** start Excerpt to read **
[BioC] win 64bit and general BioC computing power?

Liaw, Andy andy_liaw at merck.com
Thu Jun 17 18:44:10 CEST 2004


Nowadays you can get a dual Opteron box with 16GB of memory preloaded with
Linux for x86-64.  I would not call that `super-expensive'.  How much does
it cost to run a 60- or 120-chip experiment?

To add to what Adaikalavan and others have said:

We are in an essentially all-Windoze environment, but we were able to
convince our management that to do more serious computing, Windoze just
doesn't cut it.  We have a few Linux boxes fitted with lots of memory, that
are used only for computation, and nothing else.  The boxes sit in a server
room, out of everyone's sight, and we just login remotely using VNC from our
standard Windoze laptop.

One need not move away from Windows entirely, just for the large computation
part.

Cheers,
Andy

> From: Adaikalavan Ramasamy
> 
> If you need RMA, GCRMA and other pre-processing tools done once only
> (hopefully), it might be just worthwhile asking someone with 
> Unix/Linux
> servers to do this for you.
> 
> It might be also useful for you to have an account on *nix. Using R on
> Unix is very similar to using it on Windows, so not a steep learning
> curve. You can even login into your account from Windows 
> using Xwindows
> tools like ssh or Exceed. This way you have access to both operating
> systems at the same time.
** end Excerpt to read **
**Given request 1**
Copy the post about 64-bit Windows and computing power word for word, in full.
**Given request 2**
In the rows, swap "interactable" for "clickable" and change nothing else. Start at the line containing "lab-status-widget: LAB Not", end after the line containing "lab-badge: LAB: [1370, 93, 1418, 124]", and give back only those lines.
** start Material provided **
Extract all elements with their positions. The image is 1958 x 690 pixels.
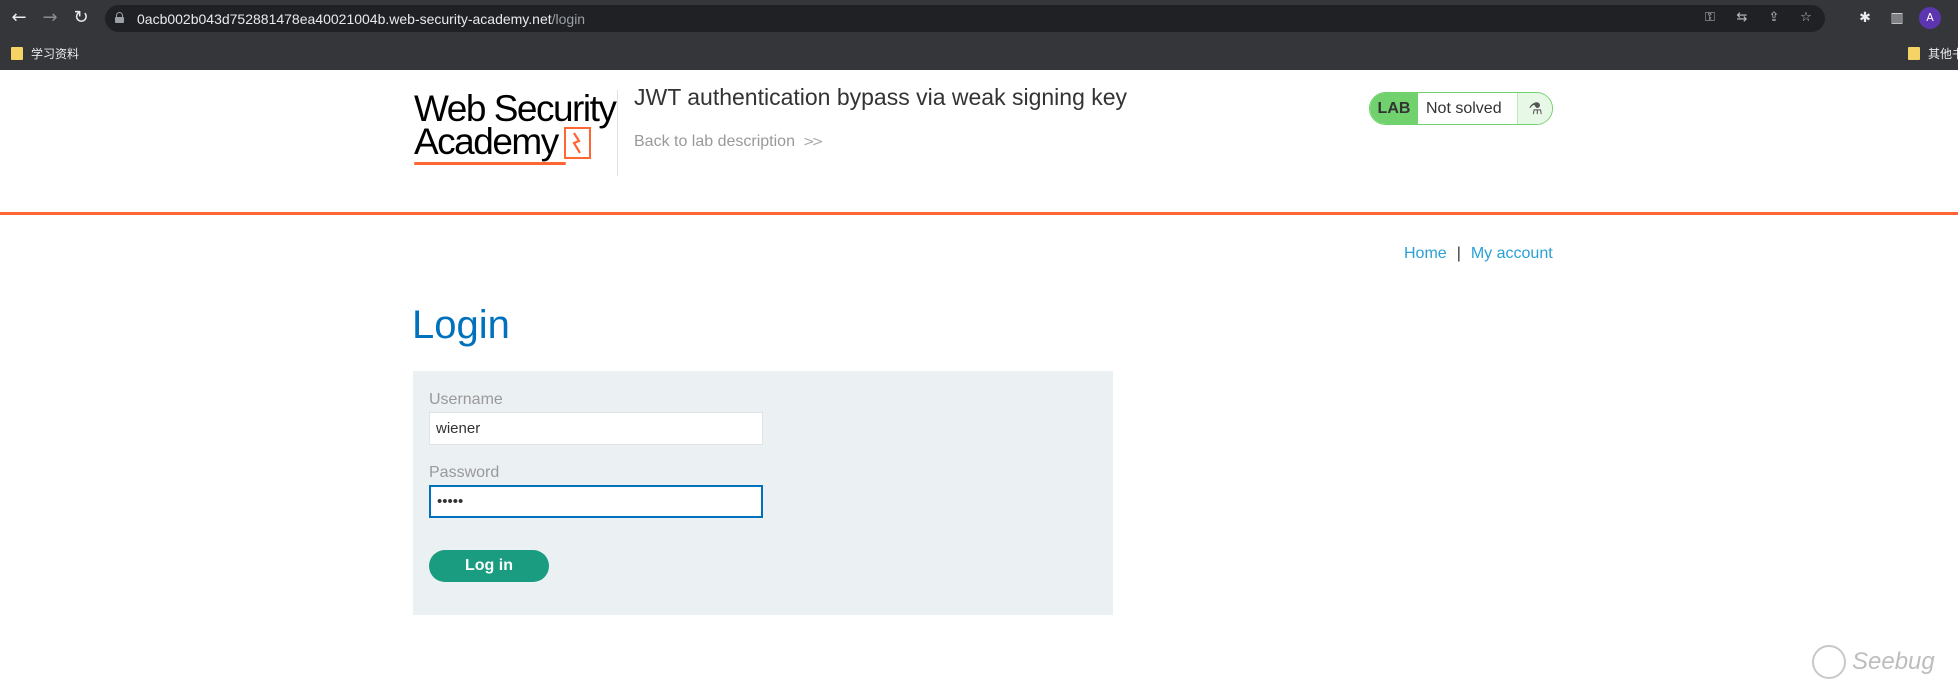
lab-status-widget: LAB Not solved ⚗: [1369, 92, 1553, 125]
reload-icon[interactable]: ↻: [70, 7, 92, 29]
lock-icon[interactable]: [115, 12, 124, 23]
back-arrow-icon[interactable]: ←: [8, 7, 30, 29]
translate-icon[interactable]: ⇆: [1733, 9, 1751, 27]
username-label: Username: [429, 391, 503, 408]
top-nav: Home | My account: [1404, 245, 1553, 263]
folder-icon: [1908, 47, 1920, 60]
my-account-link[interactable]: My account: [1471, 245, 1553, 263]
share-icon[interactable]: ⇪: [1765, 9, 1783, 27]
academy-logo[interactable]: Web Security Academy: [414, 90, 618, 176]
bookmark-item[interactable]: 学习资料: [11, 45, 79, 62]
bookmarks-bar: 学习资料 其他书: [0, 37, 1958, 70]
forward-arrow-icon[interactable]: →: [39, 7, 61, 29]
home-link[interactable]: Home: [1404, 245, 1447, 263]
profile-avatar[interactable]: A: [1919, 7, 1941, 29]
login-form: Username Password Log in: [413, 371, 1113, 615]
back-to-lab-link[interactable]: Back to lab description >>: [634, 133, 824, 151]
browser-toolbar: ← → ↻ 0acb002b043d752881478ea40021004b.w…: [0, 0, 1958, 37]
extensions-icon[interactable]: ✱: [1855, 8, 1875, 28]
url-text[interactable]: 0acb002b043d752881478ea40021004b.web-sec…: [137, 11, 585, 27]
flask-icon: ⚗: [1517, 93, 1552, 124]
username-input[interactable]: [429, 412, 763, 445]
password-input[interactable]: [429, 485, 763, 518]
side-panel-icon[interactable]: ▥: [1887, 8, 1907, 28]
double-chevron-icon: >>: [802, 134, 824, 150]
key-icon[interactable]: ⚿: [1701, 9, 1719, 27]
bookmark-item-other[interactable]: 其他书: [1908, 45, 1958, 62]
browser-chrome: ← → ↻ 0acb002b043d752881478ea40021004b.w…: [0, 0, 1958, 70]
page-title: Login: [412, 303, 510, 347]
password-label: Password: [429, 464, 500, 481]
seebug-logo-icon: [1812, 645, 1846, 679]
status-text: Not solved: [1426, 100, 1502, 117]
star-icon[interactable]: ☆: [1797, 9, 1815, 27]
lab-title: JWT authentication bypass via weak signi…: [634, 84, 1128, 110]
nav-separator: |: [1456, 245, 1461, 262]
login-button[interactable]: Log in: [429, 550, 549, 582]
lightning-icon: [564, 127, 591, 159]
lab-badge: LAB: [1370, 93, 1418, 124]
seebug-watermark: Seebug: [1812, 645, 1935, 679]
folder-icon: [11, 47, 23, 60]
address-bar[interactable]: 0acb002b043d752881478ea40021004b.web-sec…: [105, 5, 1825, 32]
** end Material provided **
**Final answer 1**
[BioC] win 64bit and general BioC computing power?

Liaw, Andy andy_liaw at merck.com
Thu Jun 17 18:44:10 CEST 2004


Nowadays you can get a dual Opteron box with 16GB of memory preloaded with
Linux for x86-64.  I would not call that `super-expensive'.  How much does
it cost to run a 60- or 120-chip experiment?

To add to what Adaikalavan and others have said:

We are in an essentially all-Windoze environment, but we were able to
convince our management that to do more serious computing, Windoze just
doesn't cut it.  We have a few Linux boxes fitted with lots of memory, that
are used only for computation, and nothing else.  The boxes sit in a server
room, out of everyone's sight, and we just login remotely using VNC from our
standard Windoze laptop.

One need not move away from Windows entirely, just for the large computation
part.

Cheers,
Andy

> From: Adaikalavan Ramasamy
> 
> If you need RMA, GCRMA and other pre-processing tools done once only
> (hopefully), it might be just worthwhile asking someone with 
> Unix/Linux
> servers to do this for you.
> 
> It might be also useful for you to have an account on *nix. Using R on
> Unix is very similar to using it on Windows, so not a steep learning
> curve. You can even login into your account from Windows 
> using Xwindows
> tools like ssh or Exceed. This way you have access to both operating
> systems at the same time.

**Final answer 2**
lab-status-widget: LAB Not solved ⚗: [1369, 92, 1553, 125]
reload-icon[clickable]: ↻: [70, 7, 92, 29]
lock-icon[clickable]: [115, 12, 124, 23]
back-arrow-icon[clickable]: ←: [8, 7, 30, 29]
translate-icon[clickable]: ⇆: [1733, 9, 1751, 27]
username-label: Username: [429, 391, 503, 408]
top-nav: Home | My account: [1404, 245, 1553, 263]
folder-icon: [1908, 47, 1920, 60]
my-account-link[clickable]: My account: [1471, 245, 1553, 263]
share-icon[clickable]: ⇪: [1765, 9, 1783, 27]
academy-logo[clickable]: Web Security Academy: [414, 90, 618, 176]
bookmark-item[clickable]: 学习资料: [11, 45, 79, 62]
bookmarks-bar: 学习资料 其他书: [0, 37, 1958, 70]
forward-arrow-icon[clickable]: →: [39, 7, 61, 29]
home-link[clickable]: Home: [1404, 245, 1447, 263]
profile-avatar[clickable]: A: [1919, 7, 1941, 29]
login-form: Username Password Log in: [413, 371, 1113, 615]
back-to-lab-link[clickable]: Back to lab description >>: [634, 133, 824, 151]
browser-toolbar: ← → ↻ 0acb002b043d752881478ea40021004b.w…: [0, 0, 1958, 37]
extensions-icon[clickable]: ✱: [1855, 8, 1875, 28]
url-text[clickable]: 0acb002b043d752881478ea40021004b.web-sec…: [137, 11, 585, 27]
flask-icon: ⚗: [1517, 93, 1552, 124]
username-input[clickable]: [429, 412, 763, 445]
password-input[clickable]: [429, 485, 763, 518]
side-panel-icon[clickable]: ▥: [1887, 8, 1907, 28]
double-chevron-icon: >>: [802, 134, 824, 150]
key-icon[clickable]: ⚿: [1701, 9, 1719, 27]
bookmark-item-other[clickable]: 其他书: [1908, 45, 1958, 62]
browser-chrome: ← → ↻ 0acb002b043d752881478ea40021004b.w…: [0, 0, 1958, 70]
page-title: Login: [412, 303, 510, 347]
password-label: Password: [429, 464, 500, 481]
seebug-logo-icon: [1812, 645, 1846, 679]
status-text: Not solved: [1426, 100, 1502, 117]
star-icon[clickable]: ☆: [1797, 9, 1815, 27]
lab-title: JWT authentication bypass via weak signi…: [634, 84, 1128, 110]
nav-separator: |: [1456, 245, 1461, 262]
login-button[clickable]: Log in: [429, 550, 549, 582]
lightning-icon: [564, 127, 591, 159]
lab-badge: LAB: [1370, 93, 1418, 124]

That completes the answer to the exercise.